BRIEF: In the entries below, find the lines with the word "particles" and copy them.

Dataset entries
----

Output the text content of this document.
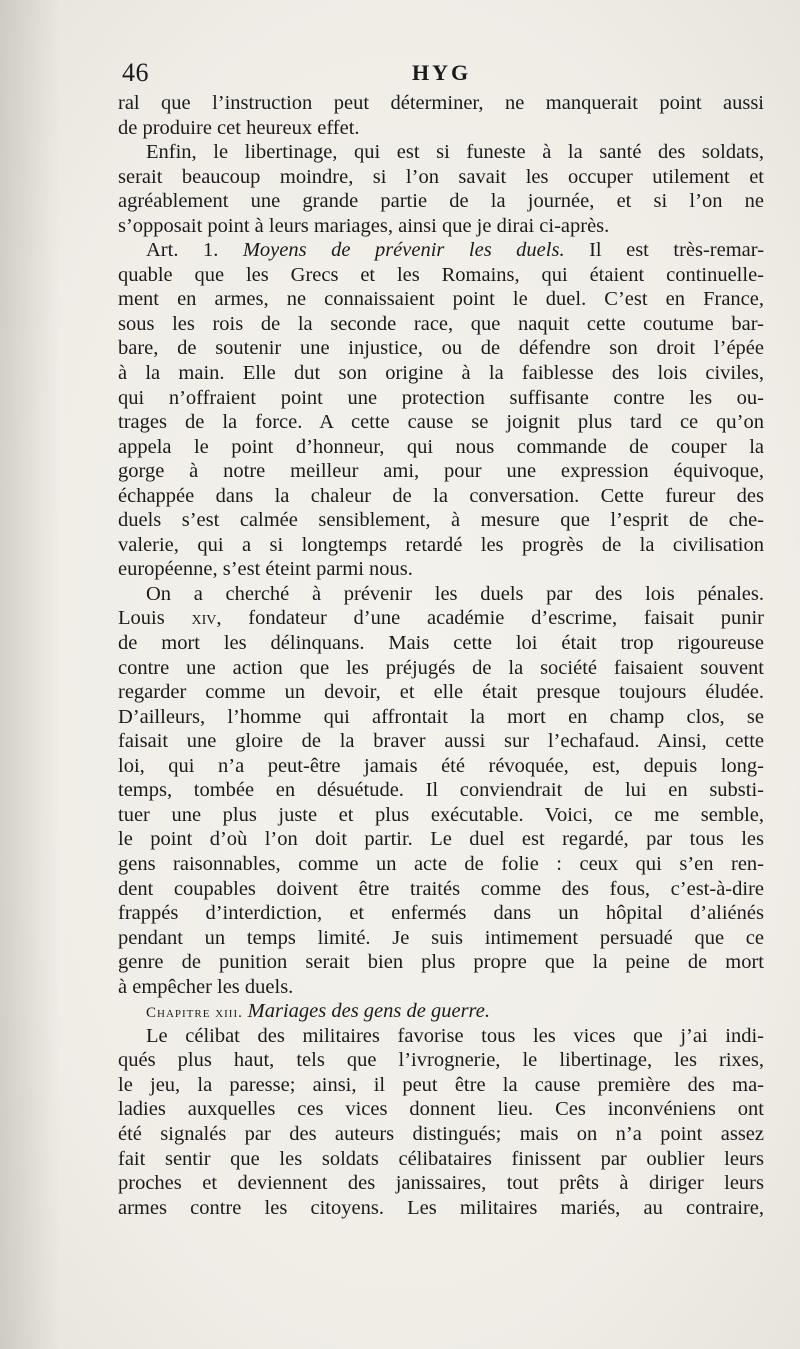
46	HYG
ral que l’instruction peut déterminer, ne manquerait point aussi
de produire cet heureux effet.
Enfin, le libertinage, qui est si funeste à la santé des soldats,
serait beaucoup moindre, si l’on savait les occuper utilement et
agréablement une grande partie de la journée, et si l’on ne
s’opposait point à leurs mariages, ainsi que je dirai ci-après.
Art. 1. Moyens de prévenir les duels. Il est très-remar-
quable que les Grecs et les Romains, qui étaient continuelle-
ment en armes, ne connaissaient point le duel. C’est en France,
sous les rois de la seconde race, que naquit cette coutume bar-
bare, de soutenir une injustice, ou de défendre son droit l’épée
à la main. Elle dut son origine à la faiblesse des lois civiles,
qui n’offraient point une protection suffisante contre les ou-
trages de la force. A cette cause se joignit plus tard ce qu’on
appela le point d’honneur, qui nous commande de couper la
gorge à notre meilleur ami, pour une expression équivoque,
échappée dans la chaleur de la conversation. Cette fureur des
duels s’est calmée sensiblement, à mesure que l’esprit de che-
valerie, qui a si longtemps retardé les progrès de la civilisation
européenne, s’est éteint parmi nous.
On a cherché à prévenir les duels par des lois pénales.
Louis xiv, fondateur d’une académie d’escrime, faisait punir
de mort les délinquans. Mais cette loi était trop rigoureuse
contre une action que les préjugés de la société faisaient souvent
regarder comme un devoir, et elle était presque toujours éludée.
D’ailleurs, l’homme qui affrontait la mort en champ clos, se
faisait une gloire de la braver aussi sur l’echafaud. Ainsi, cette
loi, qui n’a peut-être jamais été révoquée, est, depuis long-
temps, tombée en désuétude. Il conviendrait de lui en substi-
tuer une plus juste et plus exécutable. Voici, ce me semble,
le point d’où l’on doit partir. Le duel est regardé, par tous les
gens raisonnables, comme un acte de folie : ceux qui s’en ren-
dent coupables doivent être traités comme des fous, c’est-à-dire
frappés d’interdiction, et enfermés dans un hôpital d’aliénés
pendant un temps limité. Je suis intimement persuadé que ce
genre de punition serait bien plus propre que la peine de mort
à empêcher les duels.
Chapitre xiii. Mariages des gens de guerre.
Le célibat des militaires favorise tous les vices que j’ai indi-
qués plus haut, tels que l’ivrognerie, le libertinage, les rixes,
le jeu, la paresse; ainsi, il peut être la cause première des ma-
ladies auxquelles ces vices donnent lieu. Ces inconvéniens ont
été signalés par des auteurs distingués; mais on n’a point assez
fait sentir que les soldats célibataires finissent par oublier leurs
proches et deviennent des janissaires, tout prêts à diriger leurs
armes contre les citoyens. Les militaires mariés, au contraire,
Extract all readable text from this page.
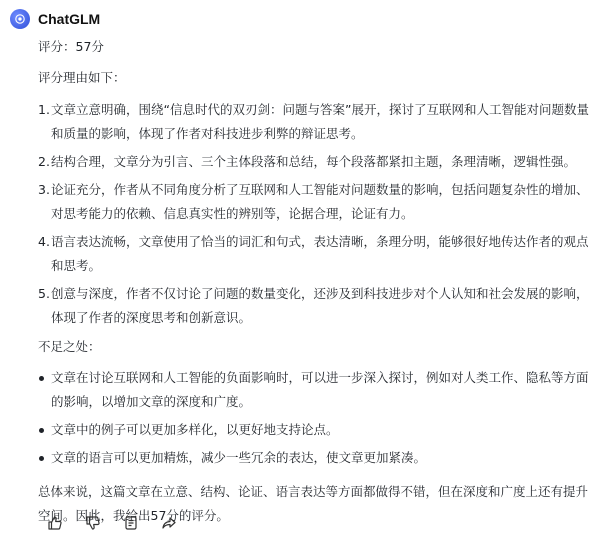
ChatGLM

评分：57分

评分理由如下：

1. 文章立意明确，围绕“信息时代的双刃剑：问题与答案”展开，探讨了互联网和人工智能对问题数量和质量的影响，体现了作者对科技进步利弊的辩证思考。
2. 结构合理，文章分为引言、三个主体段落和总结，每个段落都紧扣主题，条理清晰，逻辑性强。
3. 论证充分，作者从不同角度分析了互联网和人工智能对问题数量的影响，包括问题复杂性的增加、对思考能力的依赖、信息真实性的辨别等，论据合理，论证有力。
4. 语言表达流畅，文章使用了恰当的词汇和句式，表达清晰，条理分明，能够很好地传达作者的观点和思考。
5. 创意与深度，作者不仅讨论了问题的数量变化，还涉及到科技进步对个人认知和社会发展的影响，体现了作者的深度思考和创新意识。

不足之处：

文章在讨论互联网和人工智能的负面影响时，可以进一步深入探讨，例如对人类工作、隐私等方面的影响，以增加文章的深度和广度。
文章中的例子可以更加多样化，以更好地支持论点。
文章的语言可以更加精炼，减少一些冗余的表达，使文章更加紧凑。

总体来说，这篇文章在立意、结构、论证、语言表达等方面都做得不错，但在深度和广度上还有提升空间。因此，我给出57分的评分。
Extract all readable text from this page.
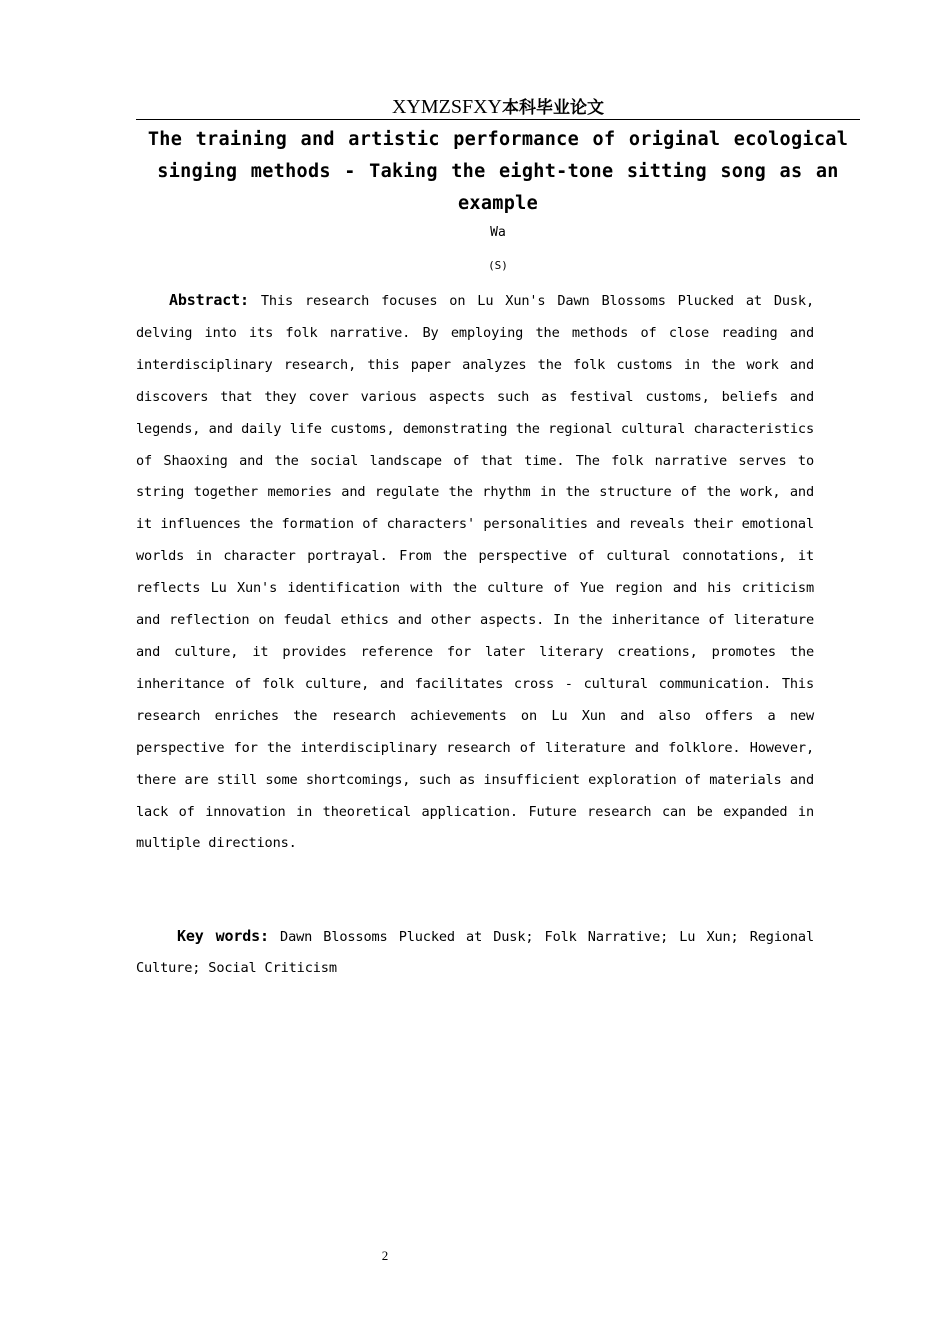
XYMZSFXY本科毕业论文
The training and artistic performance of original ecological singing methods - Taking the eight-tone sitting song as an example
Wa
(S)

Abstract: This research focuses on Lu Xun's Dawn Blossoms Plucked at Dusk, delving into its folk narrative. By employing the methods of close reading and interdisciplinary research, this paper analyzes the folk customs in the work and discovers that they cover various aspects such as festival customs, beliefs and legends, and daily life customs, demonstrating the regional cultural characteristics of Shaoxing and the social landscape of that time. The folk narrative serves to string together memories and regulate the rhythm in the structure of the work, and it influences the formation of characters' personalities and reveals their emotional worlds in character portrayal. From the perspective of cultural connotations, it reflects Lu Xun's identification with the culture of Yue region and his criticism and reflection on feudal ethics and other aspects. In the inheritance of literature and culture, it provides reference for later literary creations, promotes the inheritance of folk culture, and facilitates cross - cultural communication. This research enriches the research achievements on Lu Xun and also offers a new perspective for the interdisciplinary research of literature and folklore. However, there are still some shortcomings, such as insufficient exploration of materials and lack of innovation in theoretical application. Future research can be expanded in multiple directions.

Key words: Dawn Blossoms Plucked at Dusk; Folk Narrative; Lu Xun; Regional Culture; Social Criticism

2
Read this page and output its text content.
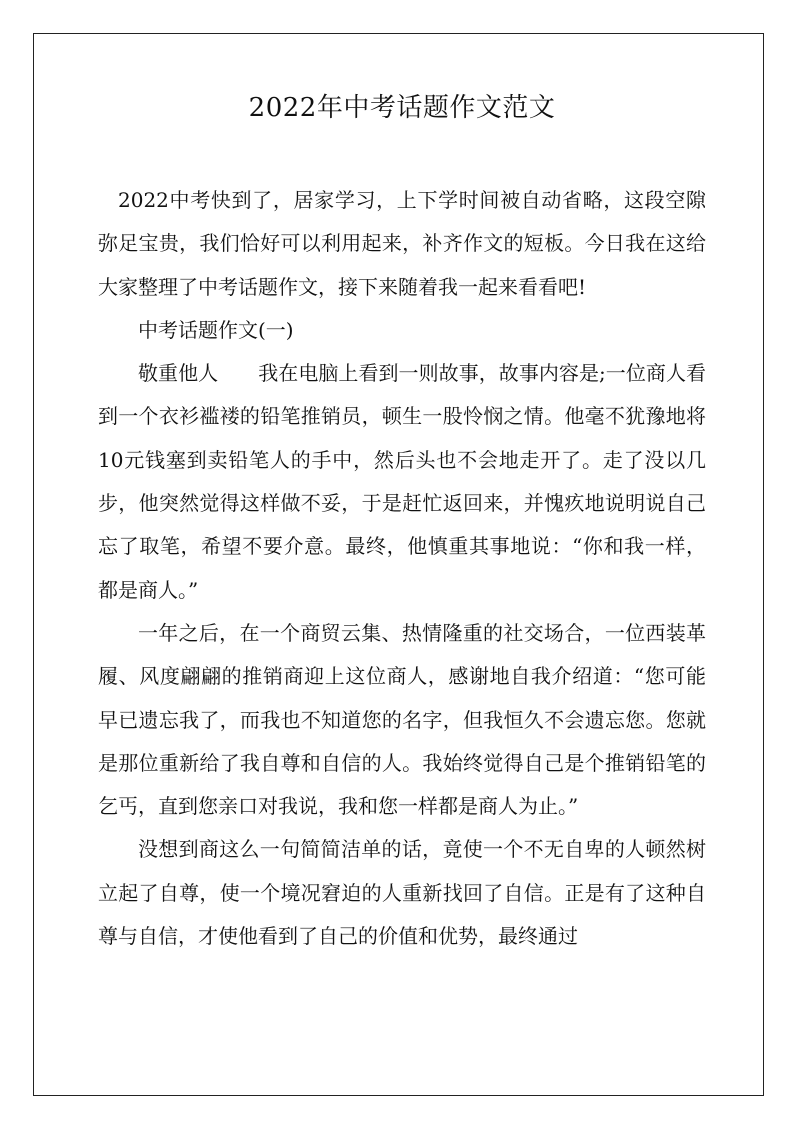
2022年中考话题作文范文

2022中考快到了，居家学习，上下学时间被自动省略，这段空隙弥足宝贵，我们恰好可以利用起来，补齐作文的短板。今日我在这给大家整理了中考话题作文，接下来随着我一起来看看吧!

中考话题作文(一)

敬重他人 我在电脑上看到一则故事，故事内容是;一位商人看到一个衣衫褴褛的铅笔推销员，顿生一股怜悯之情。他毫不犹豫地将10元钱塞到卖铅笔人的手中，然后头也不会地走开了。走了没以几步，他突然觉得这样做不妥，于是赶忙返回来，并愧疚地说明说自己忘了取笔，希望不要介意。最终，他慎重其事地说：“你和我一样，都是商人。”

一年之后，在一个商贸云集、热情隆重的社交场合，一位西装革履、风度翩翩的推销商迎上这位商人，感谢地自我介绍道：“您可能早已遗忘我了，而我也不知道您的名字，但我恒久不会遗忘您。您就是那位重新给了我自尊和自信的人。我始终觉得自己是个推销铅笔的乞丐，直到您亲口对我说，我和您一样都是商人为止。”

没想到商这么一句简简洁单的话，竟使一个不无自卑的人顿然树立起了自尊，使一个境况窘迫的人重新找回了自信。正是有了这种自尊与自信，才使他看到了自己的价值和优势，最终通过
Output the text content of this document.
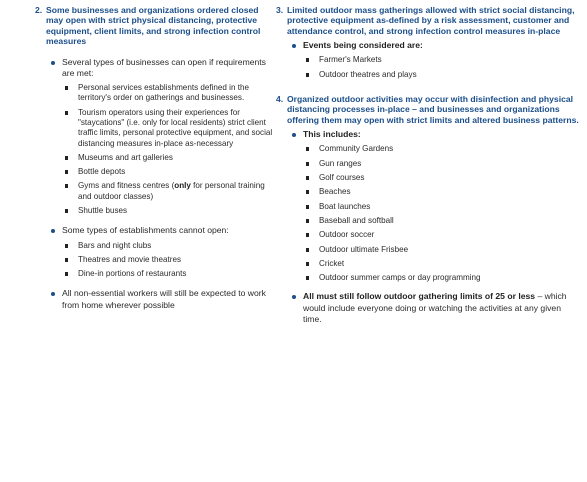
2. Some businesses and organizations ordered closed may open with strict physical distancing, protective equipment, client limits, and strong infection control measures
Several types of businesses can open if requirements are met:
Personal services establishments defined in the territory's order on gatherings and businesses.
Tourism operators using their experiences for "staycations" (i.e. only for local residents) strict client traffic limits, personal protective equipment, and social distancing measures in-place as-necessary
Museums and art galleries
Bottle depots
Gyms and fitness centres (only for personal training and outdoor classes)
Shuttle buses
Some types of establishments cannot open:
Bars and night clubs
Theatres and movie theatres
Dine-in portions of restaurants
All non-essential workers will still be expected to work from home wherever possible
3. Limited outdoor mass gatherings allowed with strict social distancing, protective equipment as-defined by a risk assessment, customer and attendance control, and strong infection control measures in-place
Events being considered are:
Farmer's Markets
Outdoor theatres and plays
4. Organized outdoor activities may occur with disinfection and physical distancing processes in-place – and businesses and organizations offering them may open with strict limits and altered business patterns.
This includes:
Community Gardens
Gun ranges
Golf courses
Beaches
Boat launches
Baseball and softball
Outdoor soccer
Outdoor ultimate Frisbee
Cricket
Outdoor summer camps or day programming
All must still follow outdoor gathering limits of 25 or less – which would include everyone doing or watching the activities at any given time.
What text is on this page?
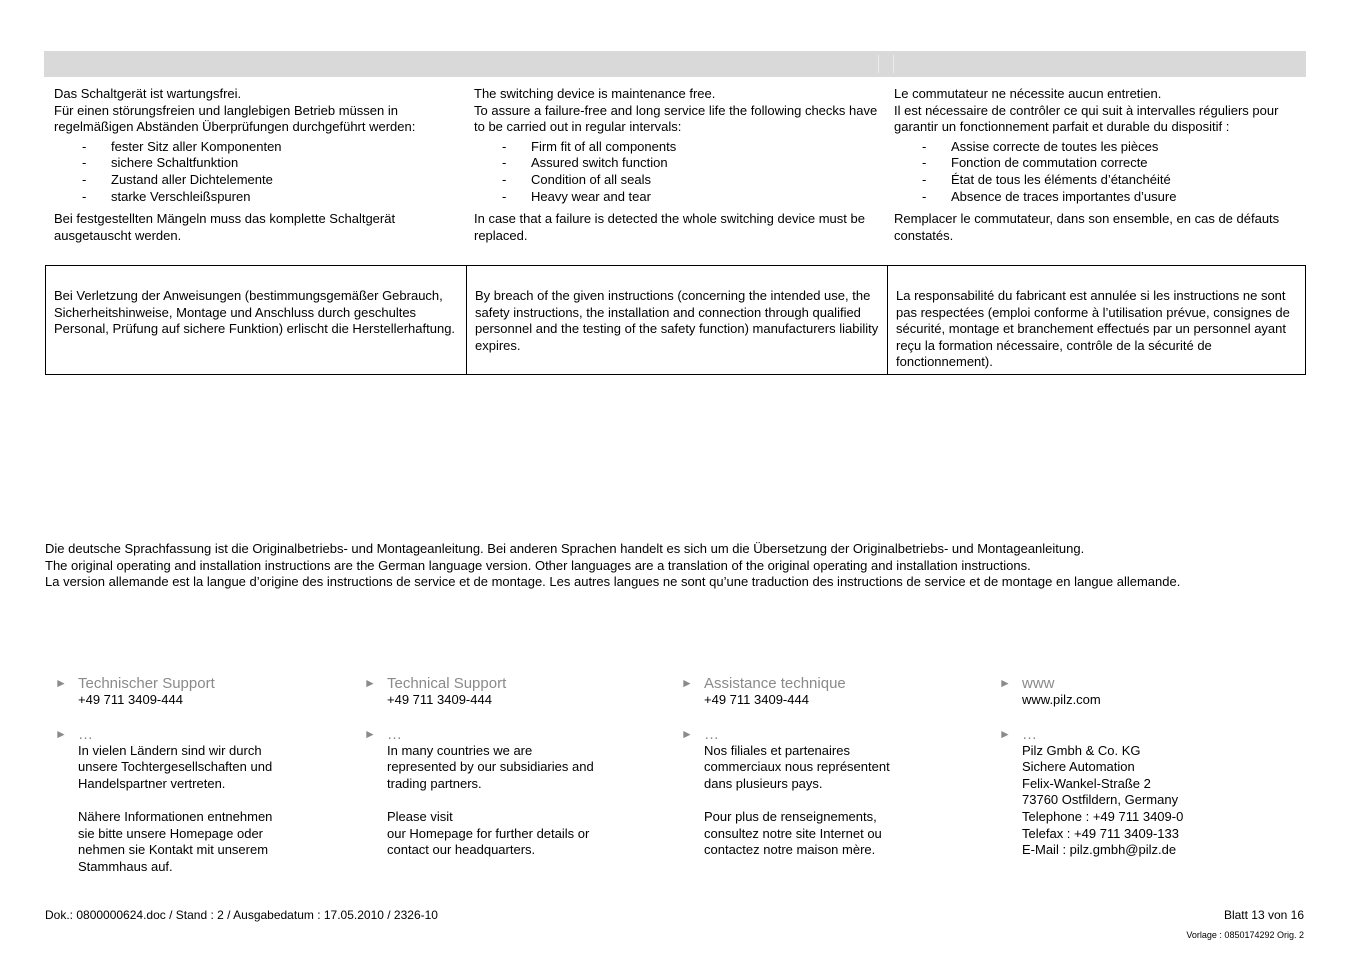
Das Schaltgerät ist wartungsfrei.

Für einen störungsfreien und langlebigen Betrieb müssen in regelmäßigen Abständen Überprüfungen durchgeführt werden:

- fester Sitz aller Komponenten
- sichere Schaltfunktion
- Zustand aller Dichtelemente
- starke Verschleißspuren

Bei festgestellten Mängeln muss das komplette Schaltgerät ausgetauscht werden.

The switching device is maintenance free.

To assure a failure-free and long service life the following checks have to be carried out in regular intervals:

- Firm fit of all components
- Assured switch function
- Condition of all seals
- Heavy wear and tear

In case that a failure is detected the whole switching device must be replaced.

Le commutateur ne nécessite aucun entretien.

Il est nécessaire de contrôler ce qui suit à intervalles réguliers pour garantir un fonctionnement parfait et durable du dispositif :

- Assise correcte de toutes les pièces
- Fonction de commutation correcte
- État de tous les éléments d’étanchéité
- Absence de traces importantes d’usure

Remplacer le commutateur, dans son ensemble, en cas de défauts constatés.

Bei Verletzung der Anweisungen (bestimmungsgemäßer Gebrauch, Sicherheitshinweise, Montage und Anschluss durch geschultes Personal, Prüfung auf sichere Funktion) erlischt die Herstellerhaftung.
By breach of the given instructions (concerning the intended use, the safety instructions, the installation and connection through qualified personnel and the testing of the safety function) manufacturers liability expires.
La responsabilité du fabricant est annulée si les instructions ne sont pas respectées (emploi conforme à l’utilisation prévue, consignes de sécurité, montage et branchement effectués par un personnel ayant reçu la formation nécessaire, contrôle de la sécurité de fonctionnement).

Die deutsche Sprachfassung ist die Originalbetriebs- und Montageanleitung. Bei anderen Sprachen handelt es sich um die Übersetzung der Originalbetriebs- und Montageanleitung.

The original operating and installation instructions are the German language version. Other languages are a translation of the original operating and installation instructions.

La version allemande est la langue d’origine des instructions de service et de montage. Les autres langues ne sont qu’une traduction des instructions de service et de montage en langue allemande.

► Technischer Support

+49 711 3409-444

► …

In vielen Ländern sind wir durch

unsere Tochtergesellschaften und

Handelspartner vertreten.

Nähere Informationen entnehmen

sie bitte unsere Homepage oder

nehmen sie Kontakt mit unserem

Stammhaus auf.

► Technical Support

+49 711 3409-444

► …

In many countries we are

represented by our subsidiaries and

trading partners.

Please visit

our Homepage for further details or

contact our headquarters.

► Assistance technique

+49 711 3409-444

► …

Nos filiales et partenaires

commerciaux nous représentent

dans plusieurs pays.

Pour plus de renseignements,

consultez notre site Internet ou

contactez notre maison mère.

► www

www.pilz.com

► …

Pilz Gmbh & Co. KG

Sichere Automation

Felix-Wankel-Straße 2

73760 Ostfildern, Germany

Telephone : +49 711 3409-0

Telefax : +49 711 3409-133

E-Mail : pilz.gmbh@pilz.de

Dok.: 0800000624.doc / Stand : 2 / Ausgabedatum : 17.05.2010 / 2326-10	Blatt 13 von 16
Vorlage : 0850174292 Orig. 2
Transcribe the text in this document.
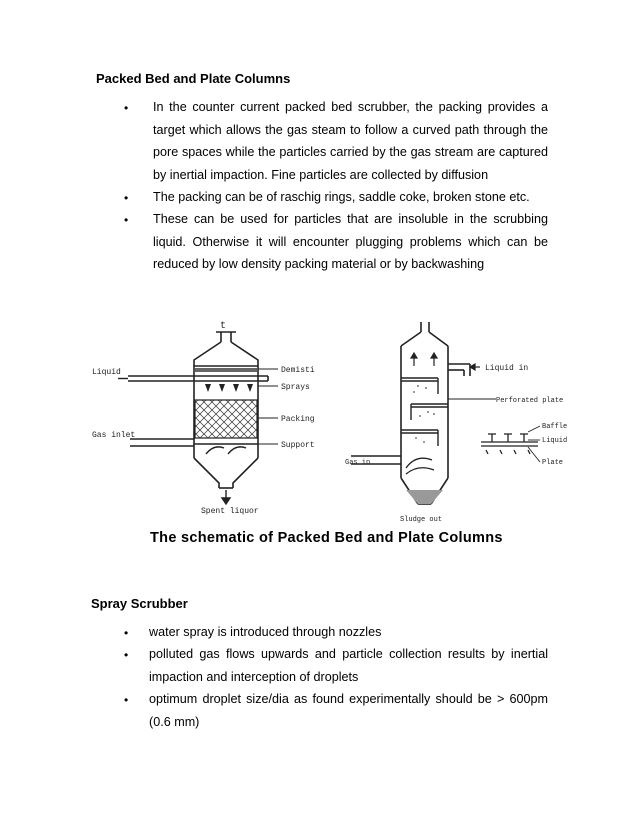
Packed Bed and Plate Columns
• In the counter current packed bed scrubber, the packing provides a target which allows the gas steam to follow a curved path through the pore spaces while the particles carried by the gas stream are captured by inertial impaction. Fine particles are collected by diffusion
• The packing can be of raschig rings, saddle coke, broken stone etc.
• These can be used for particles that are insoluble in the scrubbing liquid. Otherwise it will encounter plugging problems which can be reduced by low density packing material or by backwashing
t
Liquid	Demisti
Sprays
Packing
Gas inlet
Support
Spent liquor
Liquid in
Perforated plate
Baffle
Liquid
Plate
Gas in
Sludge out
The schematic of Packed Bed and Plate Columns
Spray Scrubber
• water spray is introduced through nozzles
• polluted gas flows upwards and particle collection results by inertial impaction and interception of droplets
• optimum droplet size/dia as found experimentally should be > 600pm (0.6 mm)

----

THE REPLY:
• In the counter current packed bed scrubber, the packing provides a target which allows the gas steam to follow a curved path through the pore spaces while the particles carried by the gas stream are captured by inertial impaction. Fine particles are collected by diffusion
• These can be used for particles that are insoluble in the scrubbing liquid. Otherwise it will encounter plugging problems which can be reduced by low density packing material or by backwashing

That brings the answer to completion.